== QUOTED PASSAGE ==
Back in Apple and Privacy: are there Bedrock Principles Based on Inviolable Philosophical/Moral Principles, or Rather, Concretized Pragmatic State of the Moment “whatever works” Policies?, I commented on the dubious self-servering and now clearly hypocritical pseudo-philosophical claims of Apple about privacy.

While I gave Apple some benefit of the doubt, the implications are now confirmed: Apple has thrown Chinese users under the bus by agreeing to store encryption keys for iCloud in China. Does anyone but a naif think the Chinese government won’t demand those keys sooner or later, and probably sooner?

I’d like Apple to formally state: “Before we turn over encryption keys to the Chinese government, we will give users 72 hours notice of that action and destroy all data (and backups) of any user that requests it”. That would show some shred of respect for the respect-for-user-privacy that Apple just loves to tout when it is convenient and makes for good PR. But Apple has made no such statement.

From Apple to Start Putting Sensitive Encryption Keys in China in the Wall Street Journal (emphasis added):

Apple says it is moving the keys to China as part of its effort to comply with a Chinese law on data storage enacted last year. Apple said it will store the keys in a secure location, retain control over them and hasn’t created any backdoors to access customer data. A spokesman in a statement added that Apple advocated against the new laws, but chose to comply because it “felt that discontinuing the [iCloud] service would result in a bad user experience and less data security and privacy for our Chinese customers.”

Apple’s move reflects the tough choice that has faced all foreign companies that want to continue offering cloud services in China since the new law. Other companies also have complied, including Microsoft Corp. for its Azure and Office 365 services, which are operated by 21Vianet Group , Inc., and Amazon.com Inc., which has cloud operating agreements with Beijing Sinnet Technology Co. and Ningxia Western Cloud Data Technology Co.

The rationalization about user privacy is stunning: note the reference to feelings ('felt') but not to facts or to moral-philosophical principles, as well as the ugly precedent it sets.

What the statement above really means is:

We at Apple support privacy for our users as extremely important. Unless and until it impacts our bottom line.

This after Apple gave the FBI the finger as to cell phone encryption (Apple in 2016 fought a U.S. government demand to help unlock the iPhone of the gunman in the 2015 San Bernardino terrorist attack). So Apple blocks the FBI, but thinks it is just fine to comply with a repressive government with zero respect for human rights in a way that compromises millions of users. The sanctimonious irony should not be lost on anyone, anywhere. George Orwell just rolled over in his grave.

One has to wonder about the convoluted rationalizations Tim Cook must go through to avoid implosive cognitive dissonance. That is, assuming he actually does respect user privacy morally-philosophically as a conviction, versus just a nice talking point. As I see it, it is either cowardice through and through, or it’s all been a nice “fair weather” show.

Will Apple be complying with government demands in any two-bit totalitarian dictatorship as well? Where is Apple’s formal policy on such matters—why not spell it out? Still, it’s hardly necessary—the precedent has been set so the policy is clear enough.
===
◆ **INSTRUCTIONS**
A: Answer these questions from the Apple privacy post, one line each:
(i) In which country has Apple agreed to store encryption keys for iCloud?
(ii) Which newspaper published the article quoted in the post?
(iii) In what year did Apple fight a U.S. government demand to help unlock the San Bernardino gunman's iPhone?
B: Copy the part of the Apple privacy post that opens with the words "We at Apple" and closes with "in his grave.".
The records come from a separate source, not from the Apple privacy post.
== INFORMATION PROVIDED ==
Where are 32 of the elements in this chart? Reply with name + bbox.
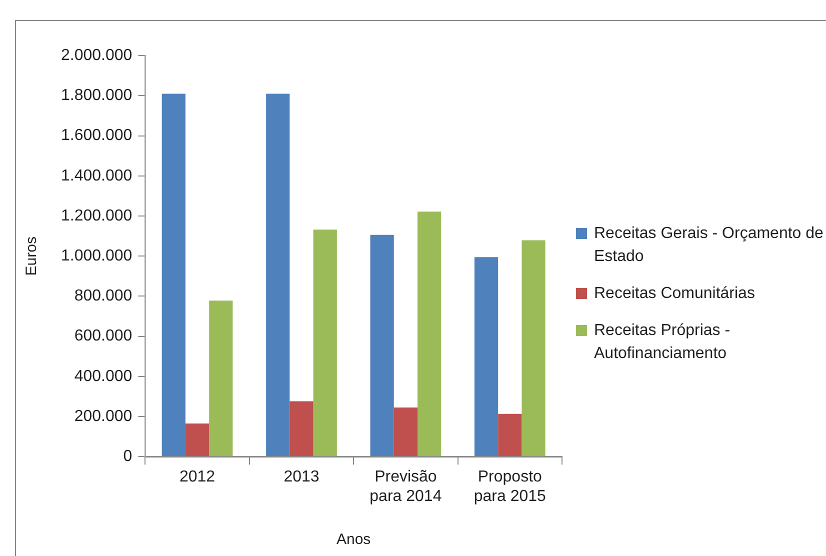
bar [266,94,290,456]
x-tick-label: Proposto para 2015 [474,468,546,505]
legend-label: Receitas Comunitárias [594,284,755,304]
bar [290,401,314,456]
bar [394,407,418,456]
legend-label: Receitas Gerais - Orçamento de Estado [594,224,824,267]
y-tick-label: 1.200.000 [60,207,132,224]
bar [522,240,546,456]
legend-label: Receitas Próprias - Autofinanciamento [594,321,732,364]
y-tick-label: 1.600.000 [60,127,132,144]
y-tick-label: 600.000 [74,328,132,345]
y-tick-label: 800.000 [74,288,132,305]
y-tick-label: 0 [123,448,132,466]
x-tick-label: 2012 [179,468,216,486]
bar [498,414,522,456]
bar [370,234,394,456]
x-tick-label: Previsão para 2014 [370,468,442,505]
bar [162,94,186,456]
y-tick-label: 1.000.000 [60,248,132,265]
bar [313,230,337,456]
x-tick-label: 2013 [284,468,320,486]
y-tick-label: 1.800.000 [60,87,132,104]
bar [474,257,498,456]
y-tick-label: 400.000 [74,368,132,385]
bar [185,424,210,456]
y-tick-label: 2.000.000 [60,47,132,64]
y-tick-label: 1.400.000 [60,167,132,184]
x-axis-title: Anos [336,531,371,548]
bar [418,212,442,456]
y-tick-label: 200.000 [74,408,132,425]
y-axis-title: Euros [23,236,40,276]
bar [209,300,233,456]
===
◆ **TASK RESULTS**
A:
(i) China
(ii) The Wall Street Journal
(iii) 2016

B:
We at Apple support privacy for our users as extremely important. Unless and until it impacts our bottom line.

This after Apple gave the FBI the finger as to cell phone encryption (Apple in 2016 fought a U.S. government demand to help unlock the iPhone of the gunman in the 2015 San Bernardino terrorist attack). So Apple blocks the FBI, but thinks it is just fine to comply with a repressive government with zero respect for human rights in a way that compromises millions of users. The sanctimonious irony should not be lost on anyone, anywhere. George Orwell just rolled over in his grave.